Dataset rows:
..........
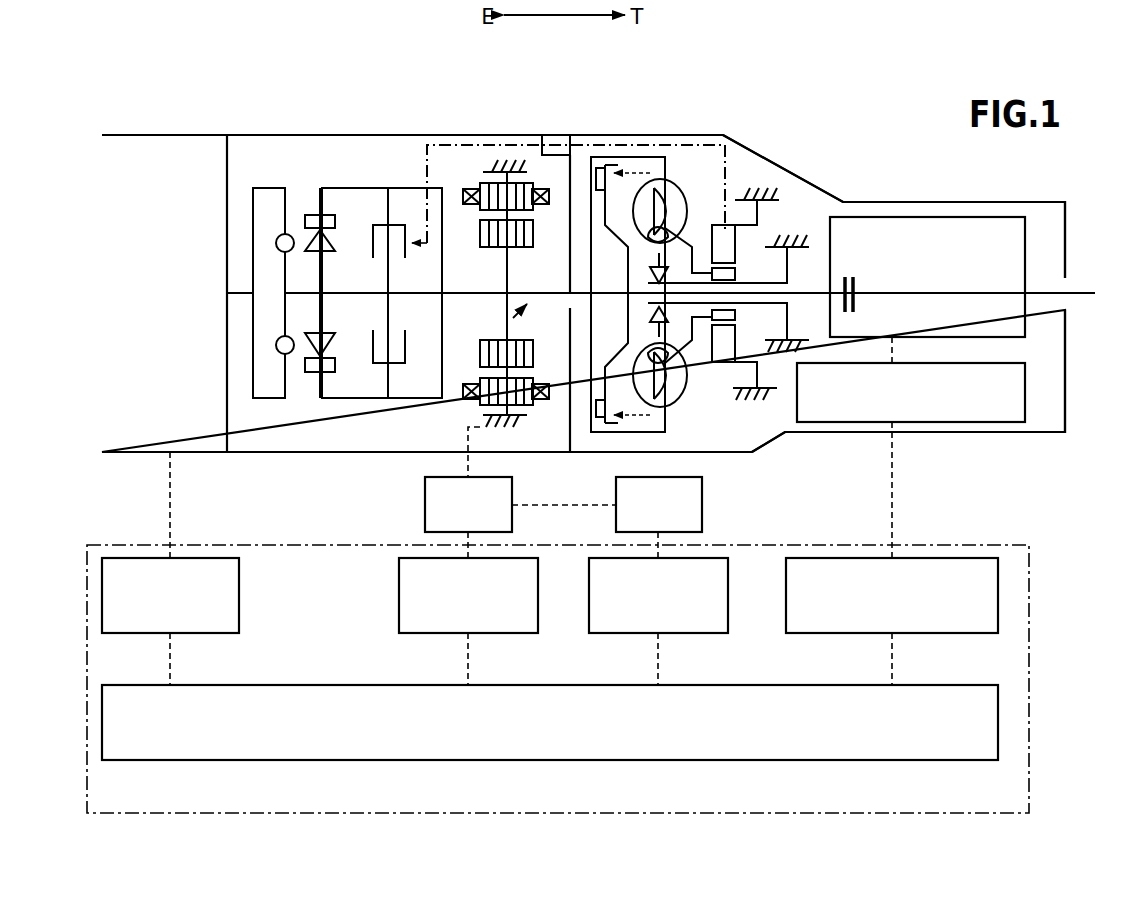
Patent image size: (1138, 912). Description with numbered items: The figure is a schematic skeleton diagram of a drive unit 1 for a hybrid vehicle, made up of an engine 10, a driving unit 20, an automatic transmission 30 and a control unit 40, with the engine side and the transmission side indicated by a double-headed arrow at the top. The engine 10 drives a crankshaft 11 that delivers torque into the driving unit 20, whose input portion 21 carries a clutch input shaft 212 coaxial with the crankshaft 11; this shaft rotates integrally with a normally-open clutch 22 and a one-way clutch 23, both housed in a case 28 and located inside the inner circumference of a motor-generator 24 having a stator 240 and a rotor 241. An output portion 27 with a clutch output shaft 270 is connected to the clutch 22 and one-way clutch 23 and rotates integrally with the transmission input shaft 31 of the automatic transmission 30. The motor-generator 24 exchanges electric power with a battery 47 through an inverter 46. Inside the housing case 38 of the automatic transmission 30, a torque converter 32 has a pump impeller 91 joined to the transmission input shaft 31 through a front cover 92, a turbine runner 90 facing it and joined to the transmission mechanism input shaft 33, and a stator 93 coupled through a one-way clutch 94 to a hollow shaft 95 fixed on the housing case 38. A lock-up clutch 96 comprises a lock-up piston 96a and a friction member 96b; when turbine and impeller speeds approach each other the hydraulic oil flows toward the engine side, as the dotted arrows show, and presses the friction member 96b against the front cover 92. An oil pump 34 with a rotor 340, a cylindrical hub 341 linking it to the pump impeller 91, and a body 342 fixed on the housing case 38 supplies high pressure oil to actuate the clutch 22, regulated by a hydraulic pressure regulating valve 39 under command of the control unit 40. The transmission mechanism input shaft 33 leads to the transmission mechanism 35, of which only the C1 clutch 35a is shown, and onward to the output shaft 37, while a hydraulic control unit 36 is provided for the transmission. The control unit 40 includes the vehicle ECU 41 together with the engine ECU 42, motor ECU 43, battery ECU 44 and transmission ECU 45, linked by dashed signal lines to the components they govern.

The drive unit 1 is at (911, 57).
The engine 10 is at (168, 118).
The crankshaft 11 is at (229, 292).
The driving unit 20 is at (409, 126).
The input portion 21 is at (272, 186).
The clutch 22 is at (373, 244).
The clutch input shaft 212 is at (293, 291).
The one-way clutch 23 is at (304, 214).
The motor-generator 24 is at (473, 182).
The rotor 241 is at (497, 248).
The stator 240 is at (466, 403).
The output portion 27 is at (506, 318).
The clutch output shaft 270 is at (531, 301).
The case 28 is at (348, 453).
The automatic transmission 30 is at (722, 128).
The transmission input shaft 31 is at (580, 290).
The torque converter 32 is at (687, 416).
The transmission mechanism input shaft 33 is at (800, 293).
The oil pump 34 is at (751, 240).
The transmission mechanism 35 is at (940, 216).
The C1 clutch 35a is at (857, 306).
The hydraulic control unit 36 is at (945, 423).
The output shaft 37 is at (1037, 291).
The housing case 38 is at (756, 449).
The hydraulic pressure regulating valve 39 is at (541, 147).
The control unit 40 is at (622, 815).
The ECU 41 is at (893, 761).
The engine ECU 42 is at (239, 600).
The motor ECU 43 is at (500, 634).
The battery ECU 44 is at (690, 634).
The transmission ECU 45 is at (940, 634).
The inverter 46 is at (512, 484).
The battery 47 is at (702, 505).
The turbine runner 90 is at (636, 178).
The pump impeller 91 is at (683, 193).
The front cover 92 is at (590, 416).
The stator 93 is at (676, 248).
The one-way clutch 94 is at (647, 312).
The hollow shaft 95 is at (792, 304).
The lock-up clutch 96 is at (625, 88).
The lock-up piston 96a is at (605, 210).
The friction member 96b is at (598, 167).
The rotor 340 is at (737, 315).
The hub 341 is at (698, 319).
The body 342 is at (737, 250).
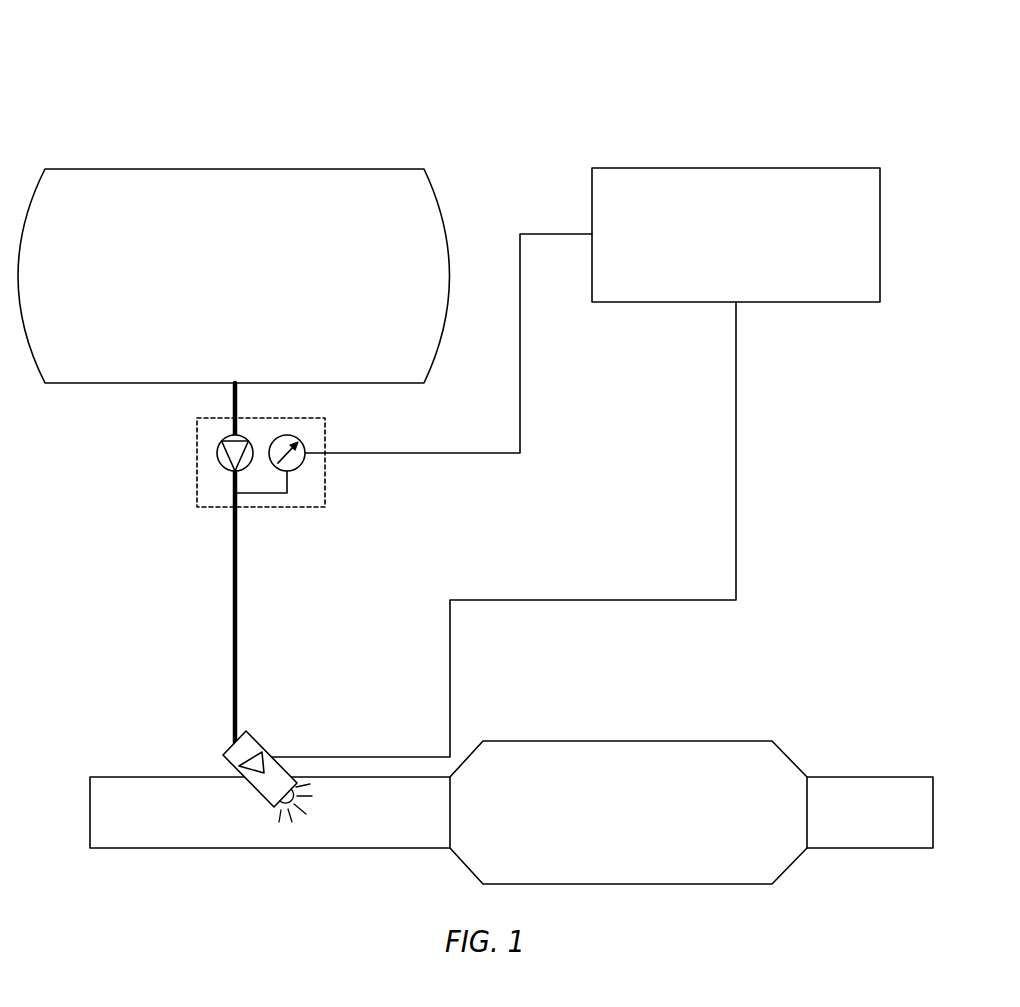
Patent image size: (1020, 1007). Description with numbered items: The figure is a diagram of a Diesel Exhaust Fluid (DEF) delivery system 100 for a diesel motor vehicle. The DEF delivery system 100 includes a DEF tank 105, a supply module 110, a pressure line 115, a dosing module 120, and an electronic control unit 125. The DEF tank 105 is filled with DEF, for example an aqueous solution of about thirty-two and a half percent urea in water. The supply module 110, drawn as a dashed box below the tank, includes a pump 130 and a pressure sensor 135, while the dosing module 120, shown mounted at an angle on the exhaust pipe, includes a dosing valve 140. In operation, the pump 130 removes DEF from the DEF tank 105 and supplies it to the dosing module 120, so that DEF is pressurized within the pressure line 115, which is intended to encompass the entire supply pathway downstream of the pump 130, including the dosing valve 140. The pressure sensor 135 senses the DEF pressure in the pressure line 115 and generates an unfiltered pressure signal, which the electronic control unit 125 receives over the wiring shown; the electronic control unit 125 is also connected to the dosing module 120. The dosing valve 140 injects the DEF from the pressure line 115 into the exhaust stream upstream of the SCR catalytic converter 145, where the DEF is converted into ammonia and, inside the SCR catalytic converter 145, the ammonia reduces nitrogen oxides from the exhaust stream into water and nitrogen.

The DEF delivery system 100 is at (226, 50).
The DEF tank 105 is at (125, 168).
The supply module 110 is at (249, 461).
The pressure line 115 is at (233, 632).
The dosing module 120 is at (226, 752).
The electronic control unit 125 is at (700, 168).
The pump 130 is at (221, 468).
The pressure sensor 135 is at (301, 467).
The dosing valve 140 is at (266, 750).
The SCR catalytic converter 145 is at (628, 741).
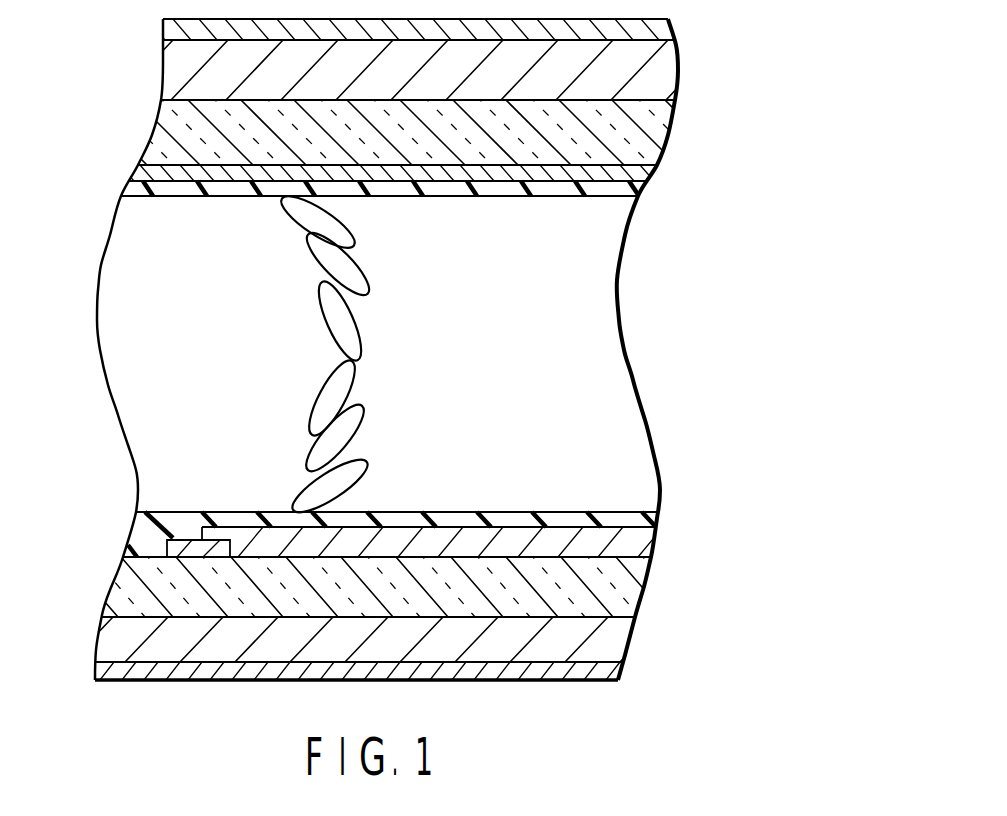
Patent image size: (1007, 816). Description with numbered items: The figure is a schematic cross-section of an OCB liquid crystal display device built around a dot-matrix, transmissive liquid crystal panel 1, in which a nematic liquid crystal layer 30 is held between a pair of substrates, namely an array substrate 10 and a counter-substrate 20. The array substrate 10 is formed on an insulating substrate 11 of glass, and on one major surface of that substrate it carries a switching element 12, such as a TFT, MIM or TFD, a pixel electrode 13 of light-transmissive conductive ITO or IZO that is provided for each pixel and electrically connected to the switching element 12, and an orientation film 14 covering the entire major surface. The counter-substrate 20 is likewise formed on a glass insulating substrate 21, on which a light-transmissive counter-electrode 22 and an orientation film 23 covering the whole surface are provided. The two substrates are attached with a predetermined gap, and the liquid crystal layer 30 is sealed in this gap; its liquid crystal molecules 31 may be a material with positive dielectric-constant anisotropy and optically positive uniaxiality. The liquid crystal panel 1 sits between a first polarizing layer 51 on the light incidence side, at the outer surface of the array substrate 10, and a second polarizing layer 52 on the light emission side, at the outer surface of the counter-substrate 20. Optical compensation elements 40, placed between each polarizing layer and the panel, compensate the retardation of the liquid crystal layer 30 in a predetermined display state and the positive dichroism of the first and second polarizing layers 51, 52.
..........
EXERCISE DIRECTIONS
Reproduce the lines between the line holding "Patent image size: (1020, 1007)." and the line holding "The pump 130 is at (221, 468).", inclusive, swapping "diesel motor vehicle" for "diesel-powered vehicle" and leaving everything else unchanged.

CORRECT RESPONSE
Patent image size: (1020, 1007). Description with numbered items: The figure is a diagram of a Diesel Exhaust Fluid (DEF) delivery system 100 for a diesel-powered vehicle. The DEF delivery system 100 includes a DEF tank 105, a supply module 110, a pressure line 115, a dosing module 120, and an electronic control unit 125. The DEF tank 105 is filled with DEF, for example an aqueous solution of about thirty-two and a half percent urea in water. The supply module 110, drawn as a dashed box below the tank, includes a pump 130 and a pressure sensor 135, while the dosing module 120, shown mounted at an angle on the exhaust pipe, includes a dosing valve 140. In operation, the pump 130 removes DEF from the DEF tank 105 and supplies it to the dosing module 120, so that DEF is pressurized within the pressure line 115, which is intended to encompass the entire supply pathway downstream of the pump 130, including the dosing valve 140. The pressure sensor 135 senses the DEF pressure in the pressure line 115 and generates an unfiltered pressure signal, which the electronic control unit 125 receives over the wiring shown; the electronic control unit 125 is also connected to the dosing module 120. The dosing valve 140 injects the DEF from the pressure line 115 into the exhaust stream upstream of the SCR catalytic converter 145, where the DEF is converted into ammonia and, inside the SCR catalytic converter 145, the ammonia reduces nitrogen oxides from the exhaust stream into water and nitrogen.

The DEF delivery system 100 is at (226, 50).
The DEF tank 105 is at (125, 168).
The supply module 110 is at (249, 461).
The pressure line 115 is at (233, 632).
The dosing module 120 is at (226, 752).
The electronic control unit 125 is at (700, 168).
The pump 130 is at (221, 468).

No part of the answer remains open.